__CONSIGNE 1__
Relevez tous les titres de films cités dans le passage sur Lady Terminator.
########
Il est, paraît-il, notoire que le cinéma indien – Bollywood – plagie sans scrupule les films américains dans ses productions, en violation flagrante du droit d’auteur mais également en toute impunité. Le cinéma indonésien ne semble pas en reste, si l’exemple de Tjut Djalil a été suivi. Tjut Djalil avait déjà « plagié » le célèbre film d’horreur Les Griffes de la nuit (1984) dans son Ranjang Setan (1986), ou Le Lit du diable. Dans ce film, l’abominable Freddy Kruger est devenu le fantôme d’un colon néerlandais assassiné avec toute sa famille ; il a un sinistre visage de cire et surtout un gant bien griffu, et tue les gens dans leurs rêves.
Dans Lady Terminator, le réalisateur s’est toutefois montré plus inventif en mêlant quelques idées du film anglo-saxon à l’imaginaire traditionnel nusantarien, en l’occurrence la légende de la reine des mers du sud, revisitée. La reine des mers du sud est ici, comme la reine-crocodile de Golok Setan, une femme luxurieuse, une mangeuse d’hommes qui, de surcroît, tue ses amants au cours de l’acte sexuel : « Trouverai-je un jour un homme qui me satisfasse ? » soupire-t-elle au début du film, alors que son amant gît sur le lit, dans un bain de sang. Un jour, un homme – un Blanc – déjoue ses ruses ; elle jure alors de se venger sur sa descendance.
La descendance de l’homme en question est une chanteuse de pop indonésienne à l’aube d’une grande carrière. L’action se passe de nos jours. Une anthropologue américaine, incarnée par l’Australienne Barbara Anne Constable, danseuse de formation dont c’est, comme pour son compatriote Paul Hay, la seule expérience cinématographique, plonge à la recherche des ruines immergées du château de la reine au large de l’archipel indonésien. Alors qu’elle nage au fond de la mer, elle est subitement transportée par magie dans une chambre mystérieuse, où elle se retrouve attachée sur un lit et possédée par l’esprit de Ratu Laut Selatan par l’intermédiaire d’un serpent entrant dans son vagin.
Telle une Vénus anadyomène, l’anthropologue ressurgit nue la nuit sur une plage (il semble que l’on ait droit à un nu intégral de dos mais aux plans suivants, quand l’actrice est vue de face, elle porte un maillot). Il s’agit de la reine maléfique venue accomplir sa vengeance.
########
__CONSIGNE 2__
Transformez en tableau Markdown les lignes des enregistrements situées entre celle qui contient « location-menu-note[interactable]: (kraj lahko » et celle qui contient « day-name: nedelja [455,1,504,18] », toutes deux comprises. Le tableau aura deux colonnes, Numéro et Ligne de l'enregistrement.

__Extraits d'un ensemble d'annotations de mise en page__
########
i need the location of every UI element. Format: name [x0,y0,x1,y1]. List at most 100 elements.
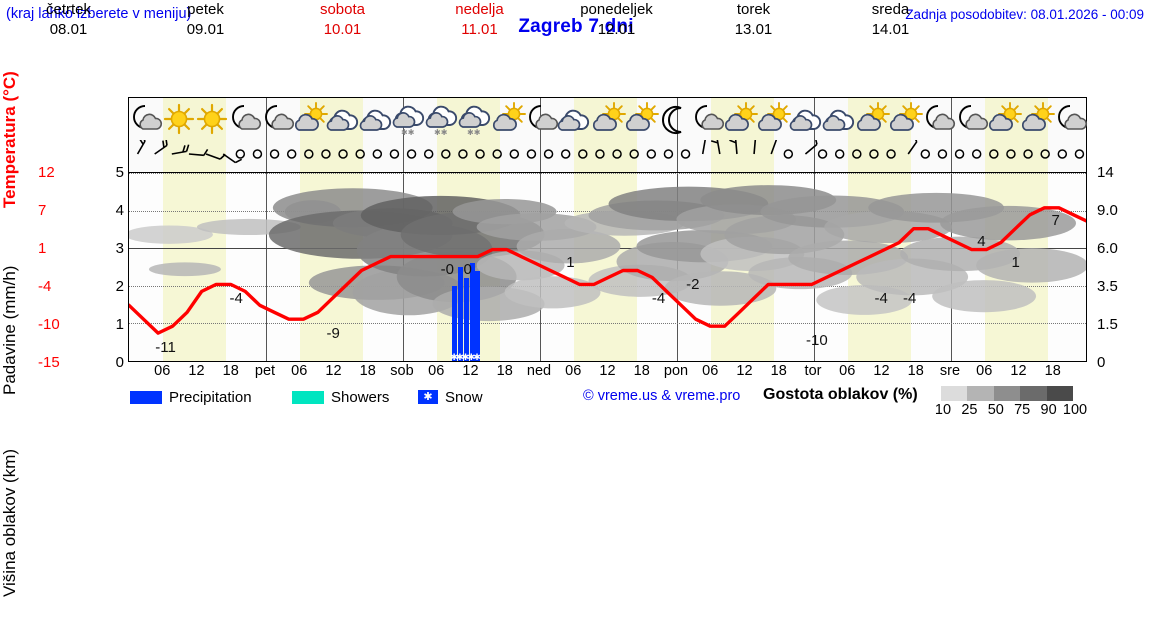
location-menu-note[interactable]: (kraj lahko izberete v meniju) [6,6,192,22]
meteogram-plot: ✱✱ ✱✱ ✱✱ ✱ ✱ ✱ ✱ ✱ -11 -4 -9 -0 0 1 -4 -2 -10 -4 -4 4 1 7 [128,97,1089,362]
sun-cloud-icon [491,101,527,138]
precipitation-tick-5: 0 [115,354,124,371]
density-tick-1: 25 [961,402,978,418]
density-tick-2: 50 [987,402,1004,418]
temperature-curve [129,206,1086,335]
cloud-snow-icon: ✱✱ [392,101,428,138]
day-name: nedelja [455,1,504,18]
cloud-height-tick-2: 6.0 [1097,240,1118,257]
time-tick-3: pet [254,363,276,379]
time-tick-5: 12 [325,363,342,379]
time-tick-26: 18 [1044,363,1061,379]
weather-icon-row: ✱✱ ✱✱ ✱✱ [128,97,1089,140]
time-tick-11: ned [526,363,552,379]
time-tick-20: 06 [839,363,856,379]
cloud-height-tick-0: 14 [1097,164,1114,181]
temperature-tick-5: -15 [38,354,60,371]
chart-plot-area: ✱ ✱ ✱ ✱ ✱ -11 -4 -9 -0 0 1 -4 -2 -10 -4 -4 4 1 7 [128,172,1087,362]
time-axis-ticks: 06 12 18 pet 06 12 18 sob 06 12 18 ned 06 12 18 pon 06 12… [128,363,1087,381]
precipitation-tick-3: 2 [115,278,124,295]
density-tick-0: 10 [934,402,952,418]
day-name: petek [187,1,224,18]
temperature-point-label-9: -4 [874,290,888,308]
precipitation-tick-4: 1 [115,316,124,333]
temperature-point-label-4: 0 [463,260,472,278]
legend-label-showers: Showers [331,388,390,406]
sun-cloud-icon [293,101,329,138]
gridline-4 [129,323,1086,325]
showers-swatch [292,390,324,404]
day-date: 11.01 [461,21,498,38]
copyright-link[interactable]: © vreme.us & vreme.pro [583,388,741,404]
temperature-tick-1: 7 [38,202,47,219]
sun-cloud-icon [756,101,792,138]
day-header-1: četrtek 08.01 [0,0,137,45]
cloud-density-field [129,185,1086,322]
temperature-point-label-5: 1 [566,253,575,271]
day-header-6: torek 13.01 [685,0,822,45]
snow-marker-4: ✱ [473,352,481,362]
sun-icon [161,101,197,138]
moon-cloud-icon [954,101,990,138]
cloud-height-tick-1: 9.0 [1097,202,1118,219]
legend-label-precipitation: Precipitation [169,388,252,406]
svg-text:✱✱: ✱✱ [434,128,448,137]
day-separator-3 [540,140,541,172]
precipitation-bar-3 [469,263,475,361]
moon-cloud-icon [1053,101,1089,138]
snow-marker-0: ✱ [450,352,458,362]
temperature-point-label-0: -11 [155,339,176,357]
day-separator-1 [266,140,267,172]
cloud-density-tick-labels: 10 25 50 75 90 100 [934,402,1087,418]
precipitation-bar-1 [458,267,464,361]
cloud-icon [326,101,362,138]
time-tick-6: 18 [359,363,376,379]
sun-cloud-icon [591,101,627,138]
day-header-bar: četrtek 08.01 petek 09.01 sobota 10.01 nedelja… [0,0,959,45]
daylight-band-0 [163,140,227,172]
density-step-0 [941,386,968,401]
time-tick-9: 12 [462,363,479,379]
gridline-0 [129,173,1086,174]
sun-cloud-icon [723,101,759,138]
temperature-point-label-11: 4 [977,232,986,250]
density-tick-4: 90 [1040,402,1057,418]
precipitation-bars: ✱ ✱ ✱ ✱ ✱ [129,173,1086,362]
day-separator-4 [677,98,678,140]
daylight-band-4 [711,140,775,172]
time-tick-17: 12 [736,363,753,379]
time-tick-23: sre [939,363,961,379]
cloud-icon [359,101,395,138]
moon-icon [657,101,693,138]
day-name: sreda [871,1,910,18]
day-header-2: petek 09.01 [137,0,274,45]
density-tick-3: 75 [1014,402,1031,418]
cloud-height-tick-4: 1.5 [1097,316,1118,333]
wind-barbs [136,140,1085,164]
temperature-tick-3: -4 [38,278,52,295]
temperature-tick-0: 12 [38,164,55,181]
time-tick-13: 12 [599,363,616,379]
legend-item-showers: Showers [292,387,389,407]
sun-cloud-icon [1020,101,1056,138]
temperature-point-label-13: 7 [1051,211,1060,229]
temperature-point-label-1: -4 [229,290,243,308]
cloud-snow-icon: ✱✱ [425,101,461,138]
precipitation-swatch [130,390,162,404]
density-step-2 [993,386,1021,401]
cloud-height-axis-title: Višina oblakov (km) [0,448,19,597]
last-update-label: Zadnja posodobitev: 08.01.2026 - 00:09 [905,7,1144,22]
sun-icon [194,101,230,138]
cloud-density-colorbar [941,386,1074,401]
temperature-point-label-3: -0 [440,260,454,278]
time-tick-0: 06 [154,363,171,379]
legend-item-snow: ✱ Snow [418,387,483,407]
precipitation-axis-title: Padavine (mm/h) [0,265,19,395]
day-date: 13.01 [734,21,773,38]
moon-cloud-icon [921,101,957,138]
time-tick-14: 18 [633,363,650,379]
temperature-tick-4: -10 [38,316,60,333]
########
__RÉPONSE COMPLÈTE 1__
- Les Griffes de la nuit (1984)
- Ranjang Setan (1986), ou Le Lit du diable
- Lady Terminator
- Golok Setan

__RÉPONSE COMPLÈTE 2__
| Numéro | Ligne de l'enregistrement |
|---|---|
| 1 | location-menu-note[interactable]: (kraj lahko izberete v meniju) [6,6,192,22] |
| 2 | meteogram-plot: ✱✱ ✱✱ ✱✱ ✱ ✱ ✱ ✱ ✱ -11 -4 -9 -0 0 1 -4 -2 -10 -4 -4 4 1 7 [128,97,1089,362] |
| 3 | sun-cloud-icon [491,101,527,138] |
| 4 | precipitation-tick-5: 0 [115,354,124,371] |
| 5 | density-tick-1: 25 [961,402,978,418] |
| 6 | density-tick-2: 50 [987,402,1004,418] |
| 7 | temperature-curve [129,206,1086,335] |
| 8 | cloud-snow-icon: ✱✱ [392,101,428,138] |
| 9 | day-name: nedelja [455,1,504,18] |